## RECORDS SUPPLIED:
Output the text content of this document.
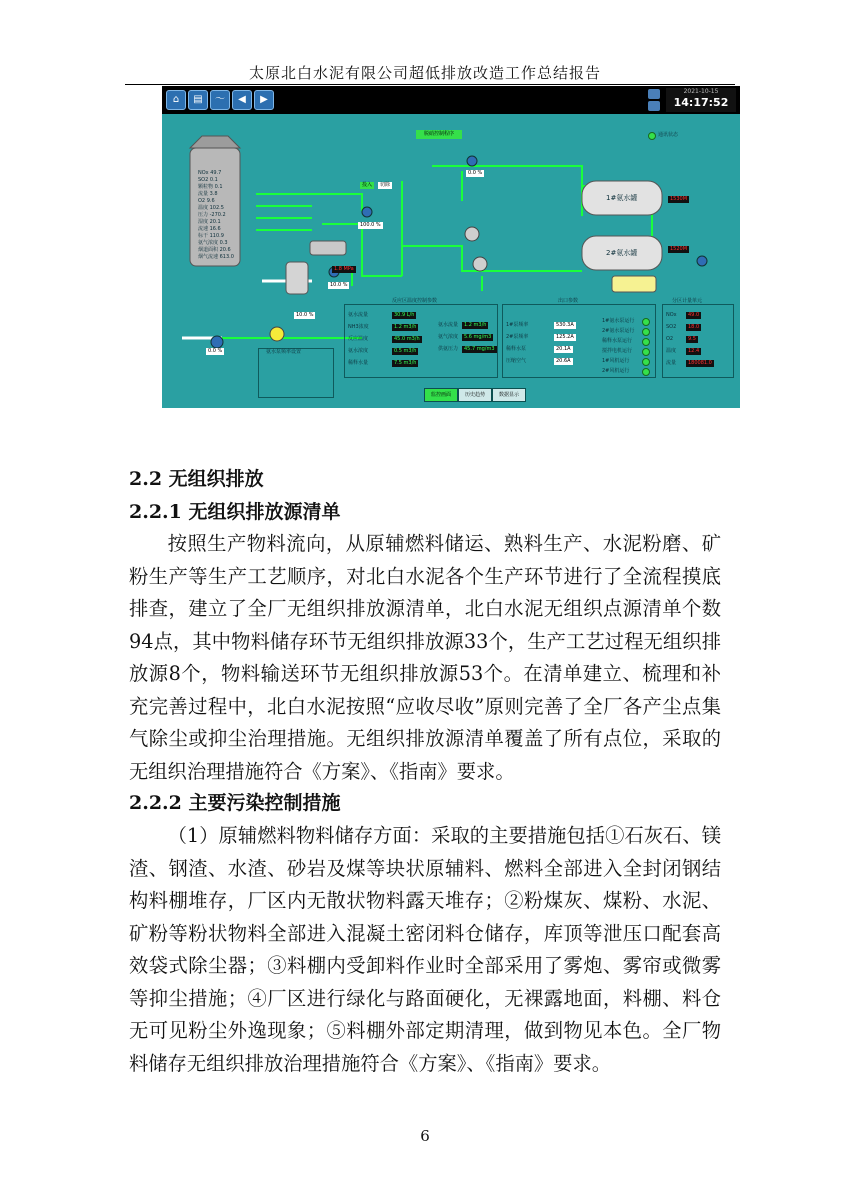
太原北白水泥有限公司超低排放改造工作总结报告
⌂	▤	〜	◀	▶
2021-10-15
14:17:52
脱硝控制程序	通讯状态
NOx 49.7
SO2 0.1
颗粒物 0.1
流量 3.8
O2 9.6
温度 102.5
压力 -270.2
湿度 20.1
流速 16.6
标干 110.9
氨气浓度 0.3
烟道面积 20.6
烟气流速 613.0
1#氨水罐
2#氨水罐
1530M
1520M
0.0 %
100.0 %
10.0 %
0.0 %
10.0 %
1.8 MPa
投入	切除
反应区温度控制参数
氨水流量	30.9 L/h
NH3浓度	1.2 m3/h
反应温度	45.0 m3/h
氨水浓度	0.5 m3/h
稀释水量	7.5 m3/h
氨水流量	1.2 m3/h
氨气浓度	5.6 mg/m3
供氨压力	45.7 mg/m3
出口参数
1#泵频率	530.3A
2#泵频率	125.2A
稀释水泵	20.1A
压缩空气	20.6A
1#氨水泵运行
2#氨水泵运行
稀释水泵运行
搅拌电机运行
1#风机运行
2#风机运行
分区计量单元
NOx	49.0
SO2	18.0
O2	9.5
温度	12.4
流量	180081.0
氨水泵频率设置
监控画面	历史趋势	数据显示
2.2 无组织排放
2.2.1 无组织排放源清单
按照生产物料流向，从原辅燃料储运、熟料生产、水泥粉磨、矿粉生产等生产工艺顺序，对北白水泥各个生产环节进行了全流程摸底排查，建立了全厂无组织排放源清单，北白水泥无组织点源清单个数94点，其中物料储存环节无组织排放源33个，生产工艺过程无组织排放源8个，物料输送环节无组织排放源53个。在清单建立、梳理和补充完善过程中，北白水泥按照“应收尽收”原则完善了全厂各产尘点集气除尘或抑尘治理措施。无组织排放源清单覆盖了所有点位，采取的无组织治理措施符合《方案》、《指南》要求。
2.2.2 主要污染控制措施
（1）原辅燃料物料储存方面：采取的主要措施包括①石灰石、镁渣、钢渣、水渣、砂岩及煤等块状原辅料、燃料全部进入全封闭钢结构料棚堆存，厂区内无散状物料露天堆存；②粉煤灰、煤粉、水泥、矿粉等粉状物料全部进入混凝土密闭料仓储存，库顶等泄压口配套高效袋式除尘器；③料棚内受卸料作业时全部采用了雾炮、雾帘或微雾等抑尘措施；④厂区进行绿化与路面硬化，无裸露地面，料棚、料仓无可见粉尘外逸现象；⑤料棚外部定期清理，做到物见本色。全厂物料储存无组织排放治理措施符合《方案》、《指南》要求。
6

## WHAT IS BEING ASKED:
Pictures don't belong in the copy. Restate all the entries exactly.

## TASK SOLUTION:
Output the text content of this document.
太原北白水泥有限公司超低排放改造工作总结报告
⌂	▤	〜	◀	▶
2021-10-15
14:17:52
脱硝控制程序	通讯状态
NOx 49.7
SO2 0.1
颗粒物 0.1
流量 3.8
O2 9.6
温度 102.5
压力 -270.2
湿度 20.1
流速 16.6
标干 110.9
氨气浓度 0.3
烟道面积 20.6
烟气流速 613.0
1#氨水罐
2#氨水罐
1530M
1520M
0.0 %
100.0 %
10.0 %
0.0 %
10.0 %
1.8 MPa
投入	切除
反应区温度控制参数
氨水流量	30.9 L/h
NH3浓度	1.2 m3/h
反应温度	45.0 m3/h
氨水浓度	0.5 m3/h
稀释水量	7.5 m3/h
氨水流量	1.2 m3/h
氨气浓度	5.6 mg/m3
供氨压力	45.7 mg/m3
出口参数
1#泵频率	530.3A
2#泵频率	125.2A
稀释水泵	20.1A
压缩空气	20.6A
1#氨水泵运行
2#氨水泵运行
稀释水泵运行
搅拌电机运行
1#风机运行
2#风机运行
分区计量单元
NOx	49.0
SO2	18.0
O2	9.5
温度	12.4
流量	180081.0
氨水泵频率设置
监控画面	历史趋势	数据显示
2.2 无组织排放
2.2.1 无组织排放源清单
按照生产物料流向，从原辅燃料储运、熟料生产、水泥粉磨、矿粉生产等生产工艺顺序，对北白水泥各个生产环节进行了全流程摸底排查，建立了全厂无组织排放源清单，北白水泥无组织点源清单个数94点，其中物料储存环节无组织排放源33个，生产工艺过程无组织排放源8个，物料输送环节无组织排放源53个。在清单建立、梳理和补充完善过程中，北白水泥按照“应收尽收”原则完善了全厂各产尘点集气除尘或抑尘治理措施。无组织排放源清单覆盖了所有点位，采取的无组织治理措施符合《方案》、《指南》要求。
2.2.2 主要污染控制措施
（1）原辅燃料物料储存方面：采取的主要措施包括①石灰石、镁渣、钢渣、水渣、砂岩及煤等块状原辅料、燃料全部进入全封闭钢结构料棚堆存，厂区内无散状物料露天堆存；②粉煤灰、煤粉、水泥、矿粉等粉状物料全部进入混凝土密闭料仓储存，库顶等泄压口配套高效袋式除尘器；③料棚内受卸料作业时全部采用了雾炮、雾帘或微雾等抑尘措施；④厂区进行绿化与路面硬化，无裸露地面，料棚、料仓无可见粉尘外逸现象；⑤料棚外部定期清理，做到物见本色。全厂物料储存无组织排放治理措施符合《方案》、《指南》要求。
6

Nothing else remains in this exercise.